◆ **What is needed**: Can you reproduce the listing from its first line through the line containing "product-rating[interactable]: 4.1 (11)", swapping "bounding box" for "enclosing rectangle" and leaving everything else as it is?

◆ **Input rows**:
★ ★ ★

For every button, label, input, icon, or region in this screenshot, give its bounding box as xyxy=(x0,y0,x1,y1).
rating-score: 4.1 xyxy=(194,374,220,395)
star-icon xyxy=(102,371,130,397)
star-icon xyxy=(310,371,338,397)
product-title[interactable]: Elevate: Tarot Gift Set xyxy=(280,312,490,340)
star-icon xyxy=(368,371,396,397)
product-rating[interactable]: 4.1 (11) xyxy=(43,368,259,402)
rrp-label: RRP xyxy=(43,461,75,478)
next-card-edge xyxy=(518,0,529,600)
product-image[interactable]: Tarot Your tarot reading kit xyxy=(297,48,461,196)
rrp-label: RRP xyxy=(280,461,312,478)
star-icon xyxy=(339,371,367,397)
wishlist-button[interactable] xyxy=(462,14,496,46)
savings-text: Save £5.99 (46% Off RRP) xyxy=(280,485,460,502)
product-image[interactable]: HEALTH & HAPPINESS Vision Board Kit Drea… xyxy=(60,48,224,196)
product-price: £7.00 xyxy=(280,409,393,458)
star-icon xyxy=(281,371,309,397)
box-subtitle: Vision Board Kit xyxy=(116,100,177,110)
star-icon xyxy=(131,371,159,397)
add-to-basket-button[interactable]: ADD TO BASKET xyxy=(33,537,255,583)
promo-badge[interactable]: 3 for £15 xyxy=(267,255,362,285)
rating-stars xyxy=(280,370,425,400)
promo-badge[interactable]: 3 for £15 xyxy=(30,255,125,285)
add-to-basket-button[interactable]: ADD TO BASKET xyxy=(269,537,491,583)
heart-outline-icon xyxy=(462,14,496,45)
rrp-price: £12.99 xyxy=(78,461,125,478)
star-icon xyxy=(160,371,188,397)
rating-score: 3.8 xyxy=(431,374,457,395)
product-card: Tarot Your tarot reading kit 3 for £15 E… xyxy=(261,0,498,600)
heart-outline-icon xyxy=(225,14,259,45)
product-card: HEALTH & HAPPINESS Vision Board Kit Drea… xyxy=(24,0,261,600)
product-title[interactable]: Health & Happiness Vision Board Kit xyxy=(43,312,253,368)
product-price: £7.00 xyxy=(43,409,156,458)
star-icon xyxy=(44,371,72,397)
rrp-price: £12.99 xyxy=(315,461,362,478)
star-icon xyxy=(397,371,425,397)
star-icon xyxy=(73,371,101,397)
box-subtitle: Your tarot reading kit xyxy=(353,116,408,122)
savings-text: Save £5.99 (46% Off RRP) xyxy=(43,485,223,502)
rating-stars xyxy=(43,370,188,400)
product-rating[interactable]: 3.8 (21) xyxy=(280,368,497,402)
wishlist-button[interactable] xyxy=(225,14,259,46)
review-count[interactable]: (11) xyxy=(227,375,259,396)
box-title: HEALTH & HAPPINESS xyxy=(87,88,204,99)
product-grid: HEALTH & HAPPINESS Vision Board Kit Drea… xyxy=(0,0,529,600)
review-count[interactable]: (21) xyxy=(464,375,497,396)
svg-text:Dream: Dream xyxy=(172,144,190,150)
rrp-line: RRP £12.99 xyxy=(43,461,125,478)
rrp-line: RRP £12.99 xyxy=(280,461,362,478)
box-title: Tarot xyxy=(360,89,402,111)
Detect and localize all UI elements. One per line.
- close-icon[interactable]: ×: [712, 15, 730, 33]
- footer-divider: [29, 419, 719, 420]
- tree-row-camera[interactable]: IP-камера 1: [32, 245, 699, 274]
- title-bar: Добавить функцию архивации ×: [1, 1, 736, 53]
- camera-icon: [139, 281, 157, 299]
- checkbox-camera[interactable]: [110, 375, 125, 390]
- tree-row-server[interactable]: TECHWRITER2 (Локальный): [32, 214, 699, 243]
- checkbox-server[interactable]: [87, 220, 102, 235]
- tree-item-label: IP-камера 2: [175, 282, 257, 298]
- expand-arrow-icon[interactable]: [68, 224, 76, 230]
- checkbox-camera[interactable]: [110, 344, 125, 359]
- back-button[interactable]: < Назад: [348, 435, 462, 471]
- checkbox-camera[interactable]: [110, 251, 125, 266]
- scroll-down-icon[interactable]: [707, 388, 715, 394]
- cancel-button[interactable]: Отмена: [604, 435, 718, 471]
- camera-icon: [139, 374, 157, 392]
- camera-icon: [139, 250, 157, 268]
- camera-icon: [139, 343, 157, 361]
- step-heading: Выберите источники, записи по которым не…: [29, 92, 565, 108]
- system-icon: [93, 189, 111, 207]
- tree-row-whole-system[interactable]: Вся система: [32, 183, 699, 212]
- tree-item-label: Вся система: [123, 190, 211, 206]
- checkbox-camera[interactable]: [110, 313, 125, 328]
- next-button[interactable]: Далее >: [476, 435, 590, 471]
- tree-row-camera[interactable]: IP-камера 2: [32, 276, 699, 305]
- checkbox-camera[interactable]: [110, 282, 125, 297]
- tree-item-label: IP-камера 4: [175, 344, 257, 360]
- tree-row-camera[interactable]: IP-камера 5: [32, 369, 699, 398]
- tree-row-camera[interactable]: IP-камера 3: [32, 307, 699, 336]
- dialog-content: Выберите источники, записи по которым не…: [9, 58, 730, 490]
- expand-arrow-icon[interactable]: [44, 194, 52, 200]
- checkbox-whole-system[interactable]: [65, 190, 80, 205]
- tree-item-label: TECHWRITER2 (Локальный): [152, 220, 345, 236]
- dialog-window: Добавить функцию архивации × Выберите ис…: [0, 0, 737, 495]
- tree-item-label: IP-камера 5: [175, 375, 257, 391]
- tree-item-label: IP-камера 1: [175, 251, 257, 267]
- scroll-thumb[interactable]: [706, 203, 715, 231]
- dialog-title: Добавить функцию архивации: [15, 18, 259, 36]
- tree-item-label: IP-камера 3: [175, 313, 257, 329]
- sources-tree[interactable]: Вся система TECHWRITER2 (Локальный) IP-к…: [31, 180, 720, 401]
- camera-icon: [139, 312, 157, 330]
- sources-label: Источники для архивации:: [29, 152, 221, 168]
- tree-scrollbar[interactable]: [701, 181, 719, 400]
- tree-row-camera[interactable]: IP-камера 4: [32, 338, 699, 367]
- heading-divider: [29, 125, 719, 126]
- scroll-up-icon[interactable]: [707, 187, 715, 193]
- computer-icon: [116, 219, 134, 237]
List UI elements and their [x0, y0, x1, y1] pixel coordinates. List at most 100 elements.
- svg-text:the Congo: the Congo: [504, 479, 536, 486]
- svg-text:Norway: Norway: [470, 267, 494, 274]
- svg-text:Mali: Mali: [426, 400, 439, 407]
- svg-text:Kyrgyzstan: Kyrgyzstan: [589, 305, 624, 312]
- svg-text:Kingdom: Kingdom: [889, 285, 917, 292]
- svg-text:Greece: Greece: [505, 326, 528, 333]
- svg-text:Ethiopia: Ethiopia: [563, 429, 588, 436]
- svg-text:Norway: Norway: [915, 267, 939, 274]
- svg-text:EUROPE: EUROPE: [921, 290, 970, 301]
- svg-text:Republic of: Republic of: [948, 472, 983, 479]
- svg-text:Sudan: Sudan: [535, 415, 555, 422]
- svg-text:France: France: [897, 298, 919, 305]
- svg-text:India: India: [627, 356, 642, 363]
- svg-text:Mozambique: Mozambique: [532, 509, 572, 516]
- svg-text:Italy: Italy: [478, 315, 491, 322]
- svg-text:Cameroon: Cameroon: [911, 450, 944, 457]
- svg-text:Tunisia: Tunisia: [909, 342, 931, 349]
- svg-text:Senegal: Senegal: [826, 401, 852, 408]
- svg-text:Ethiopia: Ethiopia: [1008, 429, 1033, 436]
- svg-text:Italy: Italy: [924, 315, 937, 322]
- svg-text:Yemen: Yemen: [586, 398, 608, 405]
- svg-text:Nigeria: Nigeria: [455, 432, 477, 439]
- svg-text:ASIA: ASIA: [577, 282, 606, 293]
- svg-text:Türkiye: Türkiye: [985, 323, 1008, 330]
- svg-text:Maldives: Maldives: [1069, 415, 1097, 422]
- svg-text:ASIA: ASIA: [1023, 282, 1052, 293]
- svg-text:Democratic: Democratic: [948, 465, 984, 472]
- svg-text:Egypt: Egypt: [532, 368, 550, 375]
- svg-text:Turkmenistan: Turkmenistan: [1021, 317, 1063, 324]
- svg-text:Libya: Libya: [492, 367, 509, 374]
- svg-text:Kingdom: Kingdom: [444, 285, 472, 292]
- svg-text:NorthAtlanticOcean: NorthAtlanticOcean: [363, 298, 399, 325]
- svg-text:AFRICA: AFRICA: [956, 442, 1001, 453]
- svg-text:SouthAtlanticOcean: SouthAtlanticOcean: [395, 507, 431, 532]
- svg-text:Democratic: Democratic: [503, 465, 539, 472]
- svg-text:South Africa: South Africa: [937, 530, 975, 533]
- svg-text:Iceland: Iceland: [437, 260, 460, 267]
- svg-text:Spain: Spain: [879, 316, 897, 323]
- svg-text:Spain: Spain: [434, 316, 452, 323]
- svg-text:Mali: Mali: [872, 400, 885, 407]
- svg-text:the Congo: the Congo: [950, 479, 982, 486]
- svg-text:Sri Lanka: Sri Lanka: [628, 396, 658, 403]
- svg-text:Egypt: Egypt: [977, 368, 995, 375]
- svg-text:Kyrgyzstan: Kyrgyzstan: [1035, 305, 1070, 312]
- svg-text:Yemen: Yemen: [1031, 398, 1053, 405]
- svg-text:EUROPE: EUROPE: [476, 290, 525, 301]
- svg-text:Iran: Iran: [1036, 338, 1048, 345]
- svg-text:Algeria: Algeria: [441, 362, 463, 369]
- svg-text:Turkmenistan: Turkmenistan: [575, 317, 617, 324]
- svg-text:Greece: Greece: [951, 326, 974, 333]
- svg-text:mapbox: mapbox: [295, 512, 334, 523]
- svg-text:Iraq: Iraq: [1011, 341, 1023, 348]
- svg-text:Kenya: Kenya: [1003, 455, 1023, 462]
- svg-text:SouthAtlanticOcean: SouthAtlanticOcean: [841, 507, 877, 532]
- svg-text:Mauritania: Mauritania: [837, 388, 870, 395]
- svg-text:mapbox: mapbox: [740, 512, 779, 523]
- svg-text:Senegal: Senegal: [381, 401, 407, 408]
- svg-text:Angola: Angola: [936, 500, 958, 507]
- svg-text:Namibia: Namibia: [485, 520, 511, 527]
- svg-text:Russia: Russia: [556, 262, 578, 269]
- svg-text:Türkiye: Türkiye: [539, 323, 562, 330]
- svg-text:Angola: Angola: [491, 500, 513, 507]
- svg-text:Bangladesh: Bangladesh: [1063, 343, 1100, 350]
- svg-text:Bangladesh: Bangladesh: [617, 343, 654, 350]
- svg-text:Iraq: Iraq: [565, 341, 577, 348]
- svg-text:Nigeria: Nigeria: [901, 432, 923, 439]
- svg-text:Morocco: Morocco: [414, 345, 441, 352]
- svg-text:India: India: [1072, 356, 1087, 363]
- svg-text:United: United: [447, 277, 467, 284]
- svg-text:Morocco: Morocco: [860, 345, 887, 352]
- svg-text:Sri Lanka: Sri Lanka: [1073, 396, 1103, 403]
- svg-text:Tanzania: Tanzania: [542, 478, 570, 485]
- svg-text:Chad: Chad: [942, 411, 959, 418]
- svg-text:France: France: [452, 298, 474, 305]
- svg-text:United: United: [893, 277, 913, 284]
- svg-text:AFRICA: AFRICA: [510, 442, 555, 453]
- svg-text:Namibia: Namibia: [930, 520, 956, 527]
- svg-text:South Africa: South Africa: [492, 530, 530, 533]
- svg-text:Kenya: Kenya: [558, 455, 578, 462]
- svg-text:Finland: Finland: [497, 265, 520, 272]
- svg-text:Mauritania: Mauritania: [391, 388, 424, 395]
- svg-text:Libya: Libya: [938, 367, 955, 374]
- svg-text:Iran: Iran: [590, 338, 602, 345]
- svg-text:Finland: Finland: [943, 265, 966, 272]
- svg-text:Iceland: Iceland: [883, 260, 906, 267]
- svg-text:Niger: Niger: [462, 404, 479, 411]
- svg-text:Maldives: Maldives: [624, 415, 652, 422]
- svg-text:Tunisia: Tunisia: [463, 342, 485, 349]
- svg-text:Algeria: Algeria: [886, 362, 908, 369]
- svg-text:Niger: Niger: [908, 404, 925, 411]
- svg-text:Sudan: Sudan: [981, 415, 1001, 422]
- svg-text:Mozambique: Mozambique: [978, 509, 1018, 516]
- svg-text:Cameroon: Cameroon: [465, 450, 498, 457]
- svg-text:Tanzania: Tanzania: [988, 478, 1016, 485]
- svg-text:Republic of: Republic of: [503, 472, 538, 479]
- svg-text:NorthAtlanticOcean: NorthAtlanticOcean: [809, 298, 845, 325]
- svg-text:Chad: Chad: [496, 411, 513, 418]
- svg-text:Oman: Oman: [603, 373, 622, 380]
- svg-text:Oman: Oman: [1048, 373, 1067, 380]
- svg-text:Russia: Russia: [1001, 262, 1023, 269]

★ ★ ★

◆ **Answer**:
For every button, label, input, icon, or region in this screenshot, give its enclosing rectangle as xyxy=(x0,y0,x1,y1).
rating-score: 4.1 xyxy=(194,374,220,395)
star-icon xyxy=(102,371,130,397)
star-icon xyxy=(310,371,338,397)
product-title[interactable]: Elevate: Tarot Gift Set xyxy=(280,312,490,340)
star-icon xyxy=(368,371,396,397)
product-rating[interactable]: 4.1 (11) xyxy=(43,368,259,402)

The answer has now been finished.